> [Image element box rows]

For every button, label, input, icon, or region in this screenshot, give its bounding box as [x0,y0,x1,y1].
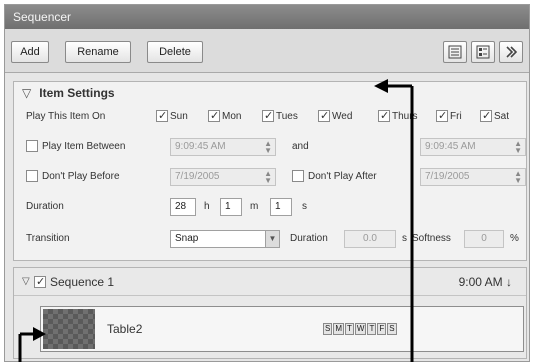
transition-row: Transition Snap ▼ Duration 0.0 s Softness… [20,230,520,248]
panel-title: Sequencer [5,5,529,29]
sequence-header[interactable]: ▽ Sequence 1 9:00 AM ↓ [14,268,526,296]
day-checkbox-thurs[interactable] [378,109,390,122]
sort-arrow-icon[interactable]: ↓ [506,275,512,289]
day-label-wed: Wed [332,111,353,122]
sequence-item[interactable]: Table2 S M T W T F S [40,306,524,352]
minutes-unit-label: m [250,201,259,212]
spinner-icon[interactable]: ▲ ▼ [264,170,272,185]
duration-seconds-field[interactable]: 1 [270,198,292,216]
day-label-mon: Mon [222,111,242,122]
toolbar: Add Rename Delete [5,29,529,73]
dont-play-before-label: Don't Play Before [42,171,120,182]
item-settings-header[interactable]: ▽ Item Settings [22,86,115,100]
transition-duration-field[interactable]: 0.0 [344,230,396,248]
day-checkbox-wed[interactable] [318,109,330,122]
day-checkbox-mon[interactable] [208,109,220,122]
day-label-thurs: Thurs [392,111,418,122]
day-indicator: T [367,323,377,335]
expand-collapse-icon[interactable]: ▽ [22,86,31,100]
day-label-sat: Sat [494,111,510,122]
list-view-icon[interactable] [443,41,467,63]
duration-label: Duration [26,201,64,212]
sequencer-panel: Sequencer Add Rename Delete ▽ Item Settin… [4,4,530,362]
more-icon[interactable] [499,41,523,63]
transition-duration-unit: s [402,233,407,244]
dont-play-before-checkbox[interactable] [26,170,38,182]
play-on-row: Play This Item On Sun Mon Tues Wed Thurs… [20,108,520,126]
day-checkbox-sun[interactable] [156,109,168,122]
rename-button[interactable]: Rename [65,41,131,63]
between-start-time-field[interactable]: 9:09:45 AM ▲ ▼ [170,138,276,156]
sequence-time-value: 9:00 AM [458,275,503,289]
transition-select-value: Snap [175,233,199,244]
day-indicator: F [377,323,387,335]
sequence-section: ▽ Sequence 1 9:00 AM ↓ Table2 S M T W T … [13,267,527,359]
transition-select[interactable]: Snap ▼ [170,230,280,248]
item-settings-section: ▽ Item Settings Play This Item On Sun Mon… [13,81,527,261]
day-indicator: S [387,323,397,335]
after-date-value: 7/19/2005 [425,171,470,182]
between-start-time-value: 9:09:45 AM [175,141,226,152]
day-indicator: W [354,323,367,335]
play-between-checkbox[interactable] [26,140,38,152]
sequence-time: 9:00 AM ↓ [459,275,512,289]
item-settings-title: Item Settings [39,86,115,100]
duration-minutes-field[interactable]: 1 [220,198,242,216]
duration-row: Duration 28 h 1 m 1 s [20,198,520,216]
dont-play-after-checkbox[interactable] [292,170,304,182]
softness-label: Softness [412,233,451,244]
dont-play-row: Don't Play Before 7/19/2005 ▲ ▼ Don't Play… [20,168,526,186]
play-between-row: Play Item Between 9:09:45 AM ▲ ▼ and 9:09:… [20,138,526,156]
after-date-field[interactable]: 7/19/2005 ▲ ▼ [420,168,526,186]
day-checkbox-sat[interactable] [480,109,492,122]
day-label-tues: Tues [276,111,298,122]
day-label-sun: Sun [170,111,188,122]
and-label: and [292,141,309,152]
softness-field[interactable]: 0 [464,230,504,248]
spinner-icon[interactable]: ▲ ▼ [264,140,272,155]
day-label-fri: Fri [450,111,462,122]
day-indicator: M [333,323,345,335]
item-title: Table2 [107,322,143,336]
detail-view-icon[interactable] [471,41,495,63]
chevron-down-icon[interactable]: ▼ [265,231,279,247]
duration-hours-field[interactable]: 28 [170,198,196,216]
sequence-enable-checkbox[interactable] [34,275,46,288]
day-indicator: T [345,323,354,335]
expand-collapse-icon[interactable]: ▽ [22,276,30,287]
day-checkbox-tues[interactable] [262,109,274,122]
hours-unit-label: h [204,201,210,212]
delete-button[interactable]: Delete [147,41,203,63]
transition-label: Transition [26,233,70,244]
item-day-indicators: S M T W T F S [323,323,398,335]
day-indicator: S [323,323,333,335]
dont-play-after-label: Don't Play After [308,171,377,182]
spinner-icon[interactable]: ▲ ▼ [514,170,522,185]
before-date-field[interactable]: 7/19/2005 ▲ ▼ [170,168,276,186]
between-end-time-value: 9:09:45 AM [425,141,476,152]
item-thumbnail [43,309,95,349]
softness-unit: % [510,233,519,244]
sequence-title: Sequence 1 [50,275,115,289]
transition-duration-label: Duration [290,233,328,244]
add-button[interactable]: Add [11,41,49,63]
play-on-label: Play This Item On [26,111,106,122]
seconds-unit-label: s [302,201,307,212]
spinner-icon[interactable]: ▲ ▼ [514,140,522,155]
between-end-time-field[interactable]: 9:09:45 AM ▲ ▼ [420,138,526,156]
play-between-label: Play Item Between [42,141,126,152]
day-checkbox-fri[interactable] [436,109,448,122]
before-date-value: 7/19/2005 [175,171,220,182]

> [WORK INSTRUCTIONS] Write out the rows above again line for line, without the pictures.

> [WRITTEN SOLUTION]
For every button, label, input, icon, or region in this screenshot, give its bounding box as [x0,y0,x1,y1].
transition-row: Transition Snap ▼ Duration 0.0 s Softness… [20,230,520,248]
panel-title: Sequencer [5,5,529,29]
sequence-header[interactable]: ▽ Sequence 1 9:00 AM ↓ [14,268,526,296]
day-checkbox-thurs[interactable] [378,109,390,122]
sort-arrow-icon[interactable]: ↓ [506,275,512,289]
day-label-wed: Wed [332,111,353,122]
sequence-item[interactable]: Table2 S M T W T F S [40,306,524,352]
minutes-unit-label: m [250,201,259,212]
spinner-icon[interactable]: ▲ ▼ [264,170,272,185]
duration-seconds-field[interactable]: 1 [270,198,292,216]
day-label-mon: Mon [222,111,242,122]
toolbar: Add Rename Delete [5,29,529,73]
dont-play-before-label: Don't Play Before [42,171,120,182]
item-settings-header[interactable]: ▽ Item Settings [22,86,115,100]
transition-duration-field[interactable]: 0.0 [344,230,396,248]
day-checkbox-wed[interactable] [318,109,330,122]
day-checkbox-mon[interactable] [208,109,220,122]
day-label-thurs: Thurs [392,111,418,122]
day-indicator: T [367,323,377,335]
expand-collapse-icon[interactable]: ▽ [22,86,31,100]
day-label-sat: Sat [494,111,510,122]
list-view-icon[interactable] [443,41,467,63]
duration-label: Duration [26,201,64,212]
sequencer-panel: Sequencer Add Rename Delete ▽ Item Settin… [4,4,530,362]
more-icon[interactable] [499,41,523,63]
transition-duration-unit: s [402,233,407,244]
dont-play-before-checkbox[interactable] [26,170,38,182]
play-on-row: Play This Item On Sun Mon Tues Wed Thurs… [20,108,520,126]
day-checkbox-sun[interactable] [156,109,168,122]
rename-button[interactable]: Rename [65,41,131,63]
between-start-time-field[interactable]: 9:09:45 AM ▲ ▼ [170,138,276,156]
sequence-time-value: 9:00 AM [458,275,503,289]
transition-select-value: Snap [175,233,199,244]
day-indicator: F [377,323,387,335]
sequence-section: ▽ Sequence 1 9:00 AM ↓ Table2 S M T W T … [13,267,527,359]
transition-select[interactable]: Snap ▼ [170,230,280,248]
item-settings-section: ▽ Item Settings Play This Item On Sun Mon… [13,81,527,261]
day-indicator: S [387,323,397,335]
after-date-value: 7/19/2005 [425,171,470,182]
between-start-time-value: 9:09:45 AM [175,141,226,152]
day-indicator: W [354,323,367,335]
play-between-checkbox[interactable] [26,140,38,152]
sequence-time: 9:00 AM ↓ [459,275,512,289]
item-settings-title: Item Settings [39,86,115,100]
duration-minutes-field[interactable]: 1 [220,198,242,216]
duration-row: Duration 28 h 1 m 1 s [20,198,520,216]
dont-play-after-checkbox[interactable] [292,170,304,182]
softness-label: Softness [412,233,451,244]
dont-play-row: Don't Play Before 7/19/2005 ▲ ▼ Don't Play… [20,168,526,186]
play-between-row: Play Item Between 9:09:45 AM ▲ ▼ and 9:09:… [20,138,526,156]
after-date-field[interactable]: 7/19/2005 ▲ ▼ [420,168,526,186]
day-checkbox-sat[interactable] [480,109,492,122]
day-label-tues: Tues [276,111,298,122]
day-label-sun: Sun [170,111,188,122]
and-label: and [292,141,309,152]
softness-field[interactable]: 0 [464,230,504,248]
spinner-icon[interactable]: ▲ ▼ [264,140,272,155]
day-label-fri: Fri [450,111,462,122]
day-indicator: M [333,323,345,335]
item-title: Table2 [107,322,143,336]
detail-view-icon[interactable] [471,41,495,63]
chevron-down-icon[interactable]: ▼ [265,231,279,247]
duration-hours-field[interactable]: 28 [170,198,196,216]
sequence-enable-checkbox[interactable] [34,275,46,288]
day-indicator: T [345,323,354,335]
expand-collapse-icon[interactable]: ▽ [22,276,30,287]
day-checkbox-tues[interactable] [262,109,274,122]
hours-unit-label: h [204,201,210,212]
delete-button[interactable]: Delete [147,41,203,63]
transition-label: Transition [26,233,70,244]
item-day-indicators: S M T W T F S [323,323,398,335]
day-indicator: S [323,323,333,335]
dont-play-after-label: Don't Play After [308,171,377,182]
spinner-icon[interactable]: ▲ ▼ [514,170,522,185]
before-date-field[interactable]: 7/19/2005 ▲ ▼ [170,168,276,186]
between-end-time-value: 9:09:45 AM [425,141,476,152]
item-thumbnail [43,309,95,349]
softness-unit: % [510,233,519,244]
sequence-title: Sequence 1 [50,275,115,289]
transition-duration-label: Duration [290,233,328,244]
add-button[interactable]: Add [11,41,49,63]
play-on-label: Play This Item On [26,111,106,122]
seconds-unit-label: s [302,201,307,212]
spinner-icon[interactable]: ▲ ▼ [514,140,522,155]
between-end-time-field[interactable]: 9:09:45 AM ▲ ▼ [420,138,526,156]
play-between-label: Play Item Between [42,141,126,152]
day-checkbox-fri[interactable] [436,109,448,122]
before-date-value: 7/19/2005 [175,171,220,182]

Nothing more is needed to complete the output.